#### [WRITTEN TASK]
Below, find each line holding "noise" and state how many there are, using the number alone.

#### [STORED ROWS]

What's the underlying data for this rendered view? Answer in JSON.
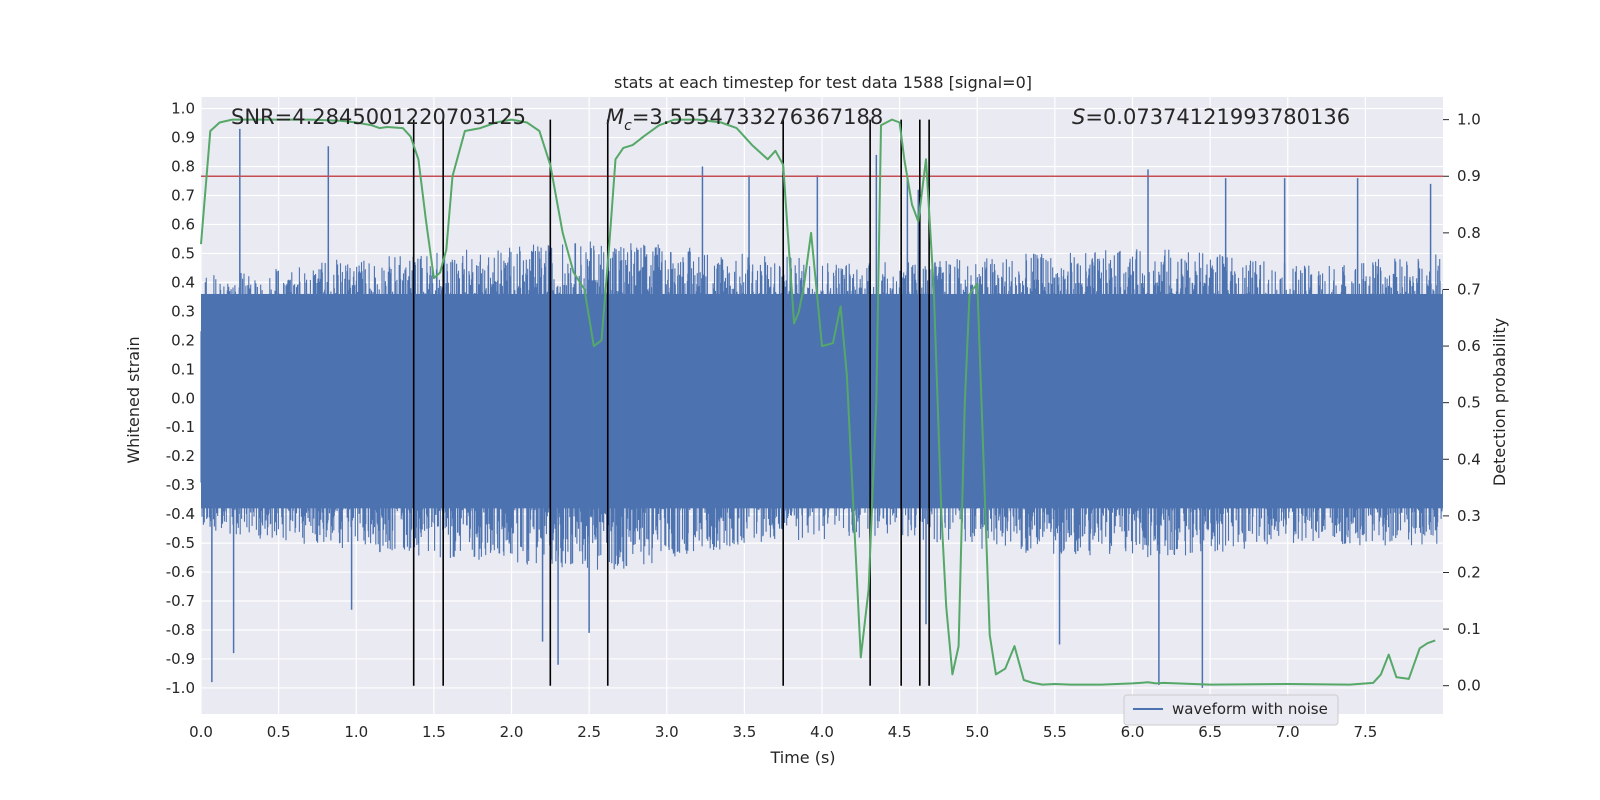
{
  "chart_data": {
    "type": "line",
    "title": "stats at each timestep for test data 1588 [signal=0]",
    "xlabel": "Time (s)",
    "ylabel_left": "Whitened strain",
    "ylabel_right": "Detection probability",
    "xlim": [
      0.0,
      8.0
    ],
    "ylim_left": [
      -1.09,
      1.04
    ],
    "ylim_right": [
      -0.05,
      1.04
    ],
    "x_ticks": [
      "0.0",
      "0.5",
      "1.0",
      "1.5",
      "2.0",
      "2.5",
      "3.0",
      "3.5",
      "4.0",
      "4.5",
      "5.0",
      "5.5",
      "6.0",
      "6.5",
      "7.0",
      "7.5"
    ],
    "y_left_ticks": [
      "1.0",
      "0.9",
      "0.8",
      "0.7",
      "0.6",
      "0.5",
      "0.4",
      "0.3",
      "0.2",
      "0.1",
      "0.0",
      "-0.1",
      "-0.2",
      "-0.3",
      "-0.4",
      "-0.5",
      "-0.6",
      "-0.7",
      "-0.8",
      "-0.9",
      "-1.0"
    ],
    "y_right_ticks": [
      "1.0",
      "0.9",
      "0.8",
      "0.7",
      "0.6",
      "0.5",
      "0.4",
      "0.3",
      "0.2",
      "0.1",
      "0.0"
    ],
    "annotations": {
      "snr": "SNR=4.2845001220703125",
      "mc_symbol": "M",
      "mc_sub": "c",
      "mc_value": "=3.5554733276367188",
      "s_symbol": "S",
      "s_value": "=0.07374121993780136"
    },
    "legend": {
      "label": "waveform with noise",
      "position": "lower-right"
    },
    "threshold": 0.9,
    "colors": {
      "waveform": "#4c72b0",
      "probability": "#55a868",
      "threshold": "#c44e52",
      "markers": "#000000",
      "axes_bg": "#eaeaf2",
      "grid": "#ffffff"
    },
    "marker_times": [
      1.37,
      1.56,
      2.25,
      2.62,
      3.75,
      4.31,
      4.51,
      4.63,
      4.69
    ],
    "waveform": {
      "name": "waveform with noise",
      "envelope_upper": [
        0.42,
        0.48,
        0.52,
        0.55,
        0.5,
        0.47,
        0.5,
        0.52,
        0.46,
        0.5
      ],
      "envelope_lower": [
        -0.46,
        -0.52,
        -0.56,
        -0.6,
        -0.5,
        -0.48,
        -0.54,
        -0.55,
        -0.5,
        -0.52
      ],
      "spikes": [
        {
          "x": 0.07,
          "y": -0.98
        },
        {
          "x": 0.21,
          "y": -0.88
        },
        {
          "x": 0.25,
          "y": 0.93
        },
        {
          "x": 0.82,
          "y": 0.87
        },
        {
          "x": 0.97,
          "y": -0.73
        },
        {
          "x": 2.2,
          "y": -0.84
        },
        {
          "x": 2.3,
          "y": -0.92
        },
        {
          "x": 2.5,
          "y": -0.81
        },
        {
          "x": 3.23,
          "y": 0.8
        },
        {
          "x": 3.53,
          "y": 0.77
        },
        {
          "x": 3.97,
          "y": 0.77
        },
        {
          "x": 4.35,
          "y": 0.84
        },
        {
          "x": 4.55,
          "y": 0.77
        },
        {
          "x": 4.62,
          "y": 0.72
        },
        {
          "x": 4.67,
          "y": -0.78
        },
        {
          "x": 5.53,
          "y": -0.85
        },
        {
          "x": 6.17,
          "y": -0.99
        },
        {
          "x": 6.45,
          "y": -1.0
        },
        {
          "x": 6.1,
          "y": 0.79
        },
        {
          "x": 6.6,
          "y": 0.76
        },
        {
          "x": 6.98,
          "y": 0.76
        },
        {
          "x": 7.45,
          "y": 0.76
        },
        {
          "x": 7.92,
          "y": 0.74
        }
      ]
    },
    "probability": {
      "name": "detection probability",
      "x": [
        0.0,
        0.06,
        0.12,
        0.2,
        0.35,
        0.5,
        0.7,
        0.9,
        1.0,
        1.1,
        1.15,
        1.2,
        1.3,
        1.35,
        1.4,
        1.45,
        1.5,
        1.54,
        1.58,
        1.62,
        1.7,
        1.8,
        1.9,
        2.0,
        2.1,
        2.18,
        2.25,
        2.33,
        2.4,
        2.47,
        2.53,
        2.58,
        2.63,
        2.67,
        2.72,
        2.78,
        2.85,
        2.95,
        3.05,
        3.2,
        3.35,
        3.45,
        3.55,
        3.65,
        3.7,
        3.75,
        3.78,
        3.82,
        3.85,
        3.88,
        3.93,
        4.0,
        4.07,
        4.12,
        4.16,
        4.25,
        4.3,
        4.35,
        4.38,
        4.45,
        4.5,
        4.53,
        4.58,
        4.62,
        4.67,
        4.72,
        4.77,
        4.8,
        4.84,
        4.88,
        4.92,
        4.95,
        4.97,
        5.0,
        5.08,
        5.12,
        5.18,
        5.24,
        5.3,
        5.36,
        5.42,
        5.5,
        5.6,
        5.8,
        6.0,
        6.1,
        6.15,
        6.2,
        6.5,
        7.0,
        7.4,
        7.55,
        7.6,
        7.65,
        7.7,
        7.78,
        7.85,
        7.9,
        7.95
      ],
      "y": [
        0.78,
        0.98,
        0.995,
        1.0,
        1.0,
        1.0,
        1.0,
        0.998,
        0.995,
        0.99,
        0.985,
        0.987,
        0.985,
        0.97,
        0.93,
        0.82,
        0.72,
        0.73,
        0.77,
        0.9,
        0.98,
        0.985,
        0.995,
        1.0,
        0.995,
        0.98,
        0.92,
        0.8,
        0.73,
        0.7,
        0.6,
        0.61,
        0.78,
        0.93,
        0.95,
        0.955,
        0.97,
        0.99,
        1.0,
        1.0,
        0.995,
        0.985,
        0.955,
        0.93,
        0.945,
        0.92,
        0.8,
        0.64,
        0.66,
        0.7,
        0.8,
        0.6,
        0.605,
        0.67,
        0.55,
        0.05,
        0.17,
        0.5,
        0.99,
        1.0,
        0.995,
        0.93,
        0.85,
        0.82,
        0.93,
        0.7,
        0.3,
        0.14,
        0.02,
        0.07,
        0.5,
        0.69,
        0.7,
        0.71,
        0.09,
        0.02,
        0.03,
        0.07,
        0.01,
        0.005,
        0.002,
        0.003,
        0.002,
        0.002,
        0.004,
        0.006,
        0.004,
        0.005,
        0.002,
        0.003,
        0.002,
        0.005,
        0.02,
        0.055,
        0.015,
        0.012,
        0.066,
        0.075,
        0.08
      ]
    }
  }
}
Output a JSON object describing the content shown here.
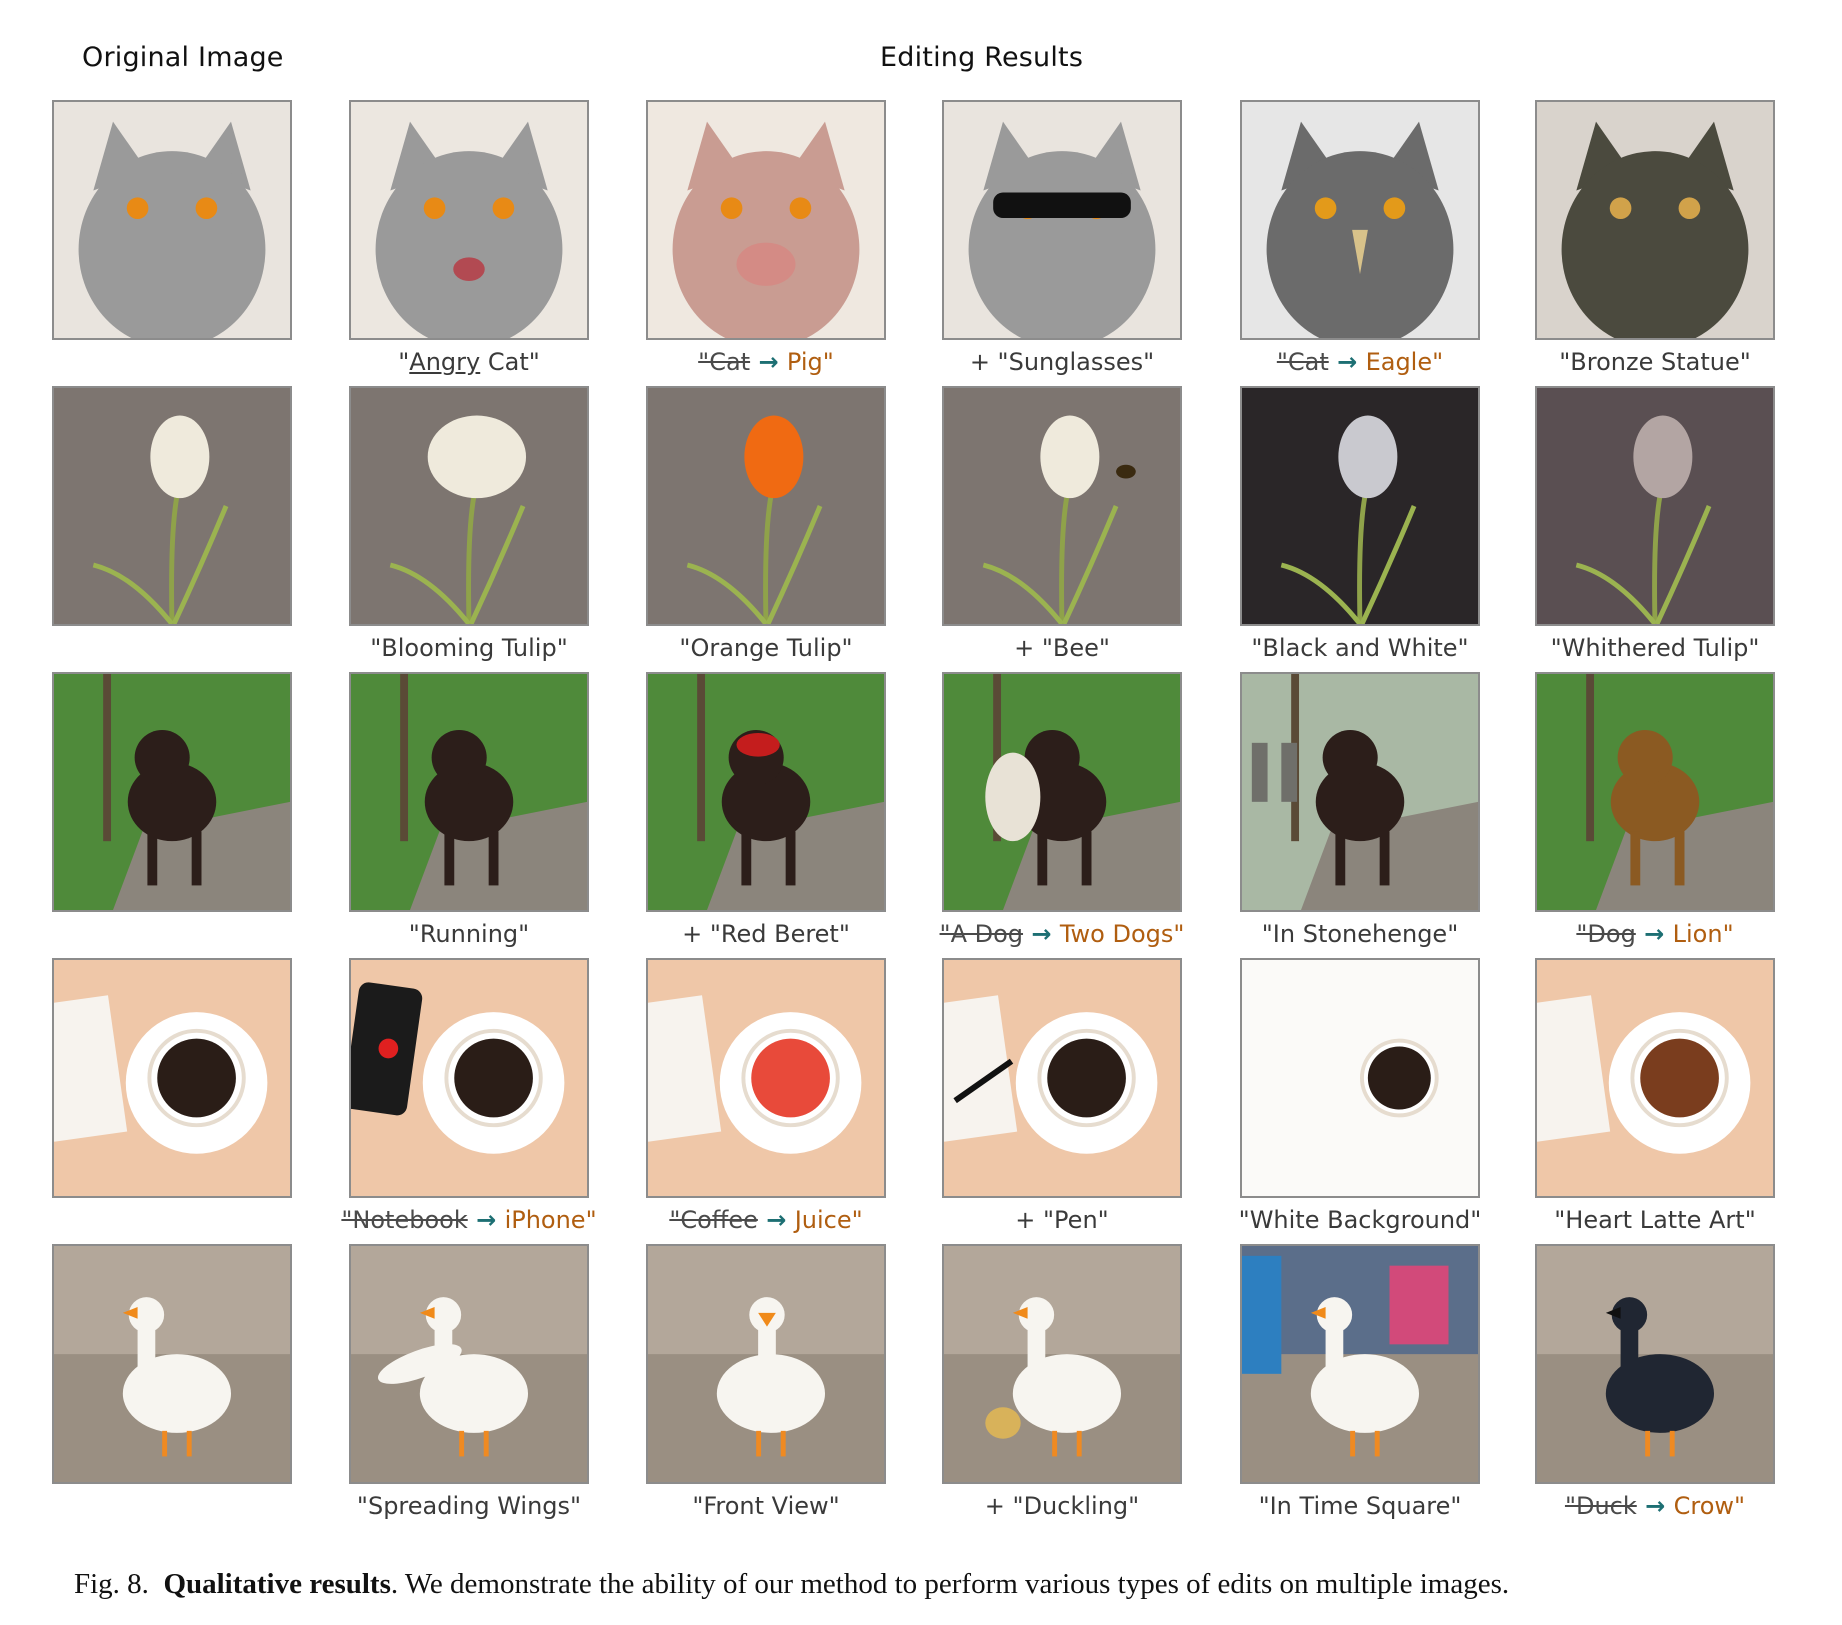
{
  "headers": {
    "original": "Original Image",
    "editing": "Editing Results"
  },
  "rows": [
    {
      "subject": "cat",
      "captions": [
        "",
        {
          "pre": "\"",
          "ul": "Angry",
          "post": " Cat\""
        },
        {
          "old": "\"Cat",
          "new": "Pig\""
        },
        "+ \"Sunglasses\"",
        {
          "old": "\"Cat",
          "new": "Eagle\""
        },
        "\"Bronze Statue\""
      ]
    },
    {
      "subject": "tulip",
      "captions": [
        "",
        "\"Blooming Tulip\"",
        "\"Orange Tulip\"",
        "+ \"Bee\"",
        "\"Black and White\"",
        "\"Whithered Tulip\""
      ]
    },
    {
      "subject": "dog",
      "captions": [
        "",
        "\"Running\"",
        "+ \"Red Beret\"",
        {
          "old": "\"A Dog",
          "new": "Two Dogs\""
        },
        "\"In Stonehenge\"",
        {
          "old": "\"Dog",
          "new": "Lion\""
        }
      ]
    },
    {
      "subject": "coffee",
      "captions": [
        "",
        {
          "old": "\"Notebook",
          "new": "iPhone\""
        },
        {
          "old": "\"Coffee",
          "new": "Juice\""
        },
        "+ \"Pen\"",
        "\"White Background\"",
        "\"Heart Latte Art\""
      ]
    },
    {
      "subject": "duck",
      "captions": [
        "",
        "\"Spreading Wings\"",
        "\"Front View\"",
        "+ \"Duckling\"",
        "\"In Time Square\"",
        {
          "old": "\"Duck",
          "new": "Crow\""
        }
      ]
    }
  ],
  "figure_caption": {
    "label": "Fig. 8.",
    "bold": "Qualitative results",
    "rest": ". We demonstrate the ability of our method to perform various types of edits on multiple images."
  },
  "colors": {
    "new_word": "#b05e10",
    "arrow": "#1d6f73",
    "frame": "#8c8c8c"
  }
}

#### [EXERCISE ANSWER]
2